◆ **Figure dataset records**:
□ □ □ □ □
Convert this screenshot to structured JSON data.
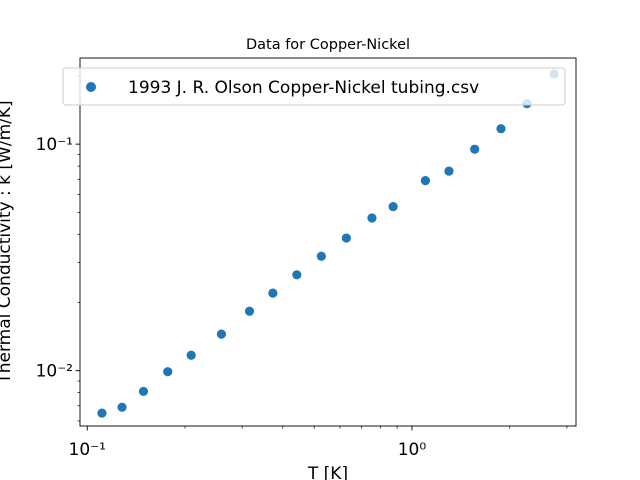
{
  "chart_data": {
    "type": "scatter",
    "title": "Data for Copper-Nickel",
    "xlabel": "T [K]",
    "ylabel": "Thermal Conductivity : k [W/m/K]",
    "xscale": "log",
    "yscale": "log",
    "xlim": [
      0.095,
      3.2
    ],
    "ylim": [
      0.0057,
      0.24
    ],
    "x_major_ticks": [
      {
        "value": 0.1,
        "label": "10⁻¹"
      },
      {
        "value": 1,
        "label": "10⁰"
      }
    ],
    "y_major_ticks": [
      {
        "value": 0.01,
        "label": "10⁻²"
      },
      {
        "value": 0.1,
        "label": "10⁻¹"
      }
    ],
    "legend_position": "top",
    "grid": false,
    "series": [
      {
        "name": "1993 J. R. Olson Copper-Nickel tubing.csv",
        "color": "#1f77b4",
        "x": [
          0.111,
          0.128,
          0.149,
          0.177,
          0.209,
          0.259,
          0.316,
          0.373,
          0.442,
          0.526,
          0.628,
          0.753,
          0.875,
          1.1,
          1.3,
          1.56,
          1.88,
          2.26,
          2.74
        ],
        "y": [
          0.0065,
          0.0069,
          0.0081,
          0.0099,
          0.0117,
          0.0145,
          0.0183,
          0.022,
          0.0265,
          0.032,
          0.0385,
          0.0472,
          0.053,
          0.069,
          0.076,
          0.095,
          0.117,
          0.151,
          0.204
        ]
      }
    ]
  }
}
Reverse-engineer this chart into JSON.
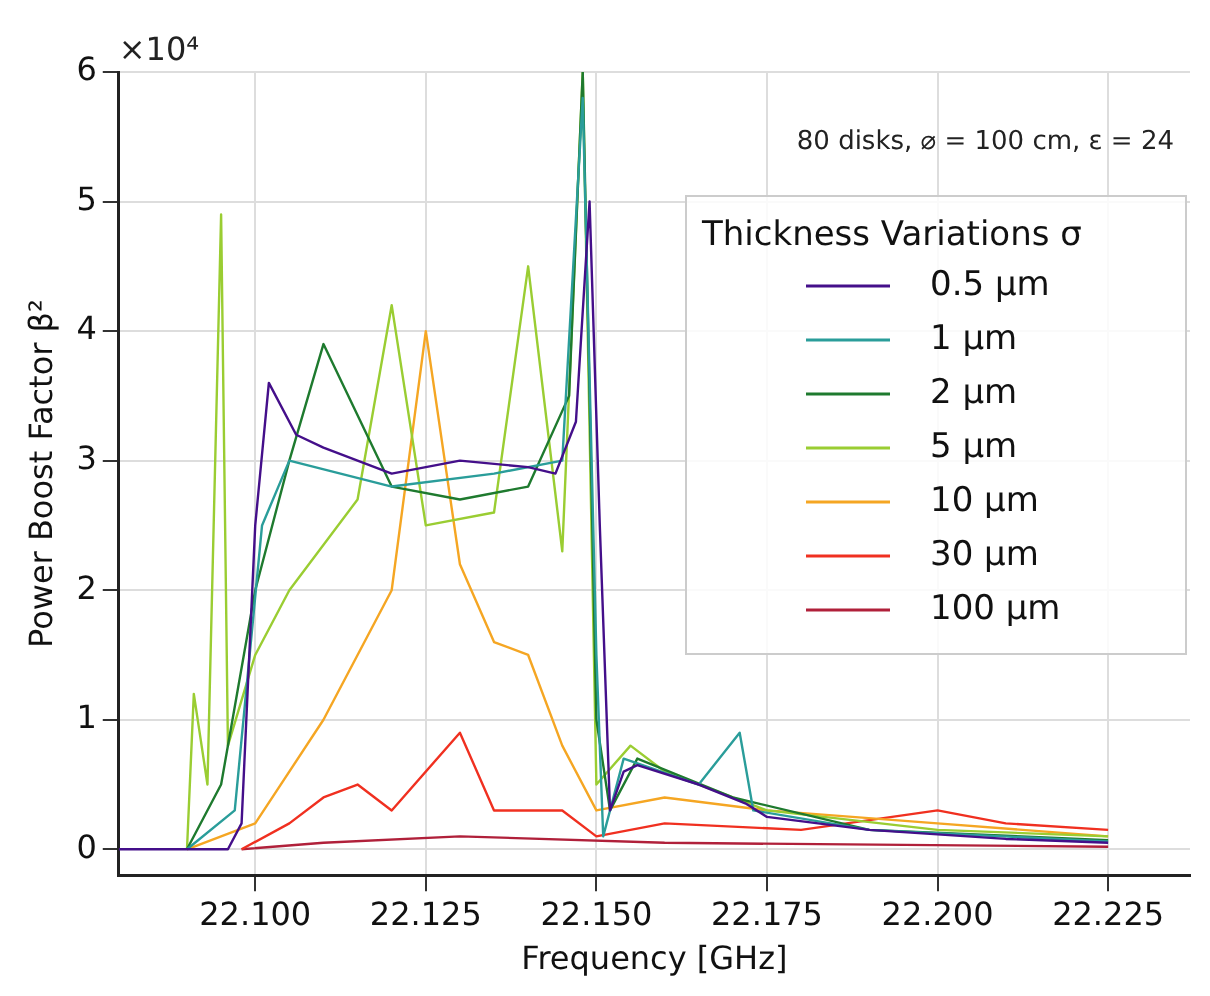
{
  "chart_data": {
    "type": "line",
    "xlabel": "Frequency [GHz]",
    "ylabel": "Power Boost Factor β²",
    "legend_title": "Thickness Variations σ",
    "annotations": [
      "×10⁴",
      "80 disks, ⌀ = 100 cm, ε = 24"
    ],
    "xlim": [
      22.08,
      22.237
    ],
    "xticks": [
      {
        "value": 22.1,
        "label": "22.100"
      },
      {
        "value": 22.125,
        "label": "22.125"
      },
      {
        "value": 22.15,
        "label": "22.150"
      },
      {
        "value": 22.175,
        "label": "22.175"
      },
      {
        "value": 22.2,
        "label": "22.200"
      },
      {
        "value": 22.225,
        "label": "22.225"
      }
    ],
    "ylim": [
      -0.2,
      6
    ],
    "yticks": [
      0,
      1,
      2,
      3,
      4,
      5,
      6
    ],
    "grid": true,
    "legend": "right",
    "marker": "none",
    "line_style": "solid",
    "series": [
      {
        "name": "0.5 μm",
        "color": "#440f8a",
        "x": [
          22.08,
          22.096,
          22.098,
          22.1,
          22.102,
          22.106,
          22.11,
          22.12,
          22.13,
          22.14,
          22.144,
          22.147,
          22.149,
          22.1505,
          22.152,
          22.154,
          22.156,
          22.165,
          22.172,
          22.175,
          22.19,
          22.21,
          22.225
        ],
        "values": [
          0,
          0,
          0.2,
          2.5,
          3.6,
          3.2,
          3.1,
          2.9,
          3.0,
          2.95,
          2.9,
          3.3,
          5.0,
          2.5,
          0.3,
          0.6,
          0.65,
          0.5,
          0.35,
          0.25,
          0.15,
          0.08,
          0.05
        ]
      },
      {
        "name": "1 μm",
        "color": "#2a9d9a",
        "x": [
          22.09,
          22.097,
          22.101,
          22.105,
          22.12,
          22.135,
          22.145,
          22.148,
          22.15,
          22.151,
          22.154,
          22.165,
          22.171,
          22.173,
          22.19,
          22.225
        ],
        "values": [
          0,
          0.3,
          2.5,
          3.0,
          2.8,
          2.9,
          3.0,
          5.8,
          1.5,
          0.1,
          0.7,
          0.5,
          0.9,
          0.3,
          0.15,
          0.06
        ]
      },
      {
        "name": "2 μm",
        "color": "#1e7a2e",
        "x": [
          22.09,
          22.095,
          22.1,
          22.105,
          22.11,
          22.12,
          22.13,
          22.14,
          22.146,
          22.148,
          22.15,
          22.152,
          22.156,
          22.17,
          22.19,
          22.225
        ],
        "values": [
          0,
          0.5,
          2.0,
          3.0,
          3.9,
          2.8,
          2.7,
          2.8,
          3.5,
          6.0,
          1.0,
          0.3,
          0.7,
          0.4,
          0.15,
          0.07
        ]
      },
      {
        "name": "5 μm",
        "color": "#9acd32",
        "x": [
          22.09,
          22.091,
          22.093,
          22.095,
          22.096,
          22.1,
          22.105,
          22.115,
          22.12,
          22.125,
          22.135,
          22.14,
          22.145,
          22.148,
          22.15,
          22.155,
          22.16,
          22.175,
          22.2,
          22.225
        ],
        "values": [
          0,
          1.2,
          0.5,
          4.9,
          0.8,
          1.5,
          2.0,
          2.7,
          4.2,
          2.5,
          2.6,
          4.5,
          2.3,
          6.0,
          0.5,
          0.8,
          0.6,
          0.3,
          0.15,
          0.1
        ]
      },
      {
        "name": "10 μm",
        "color": "#f5a623",
        "x": [
          22.09,
          22.1,
          22.11,
          22.12,
          22.125,
          22.13,
          22.135,
          22.14,
          22.145,
          22.15,
          22.16,
          22.175,
          22.2,
          22.225
        ],
        "values": [
          0,
          0.2,
          1.0,
          2.0,
          4.0,
          2.2,
          1.6,
          1.5,
          0.8,
          0.3,
          0.4,
          0.3,
          0.2,
          0.1
        ]
      },
      {
        "name": "30 μm",
        "color": "#f03020",
        "x": [
          22.098,
          22.105,
          22.11,
          22.115,
          22.12,
          22.13,
          22.135,
          22.145,
          22.15,
          22.16,
          22.18,
          22.2,
          22.21,
          22.225
        ],
        "values": [
          0,
          0.2,
          0.4,
          0.5,
          0.3,
          0.9,
          0.3,
          0.3,
          0.1,
          0.2,
          0.15,
          0.3,
          0.2,
          0.15
        ]
      },
      {
        "name": "100 μm",
        "color": "#b0203a",
        "x": [
          22.098,
          22.11,
          22.13,
          22.16,
          22.225
        ],
        "values": [
          0,
          0.05,
          0.1,
          0.05,
          0.02
        ]
      }
    ]
  }
}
□ □ □ □ □
Scan the lines above for "ylabel", then copy every one that has it.

    "ylabel": "Thermal Conductivity : k [W/m/K]",
    "ylabel": "Power Boost Factor β²",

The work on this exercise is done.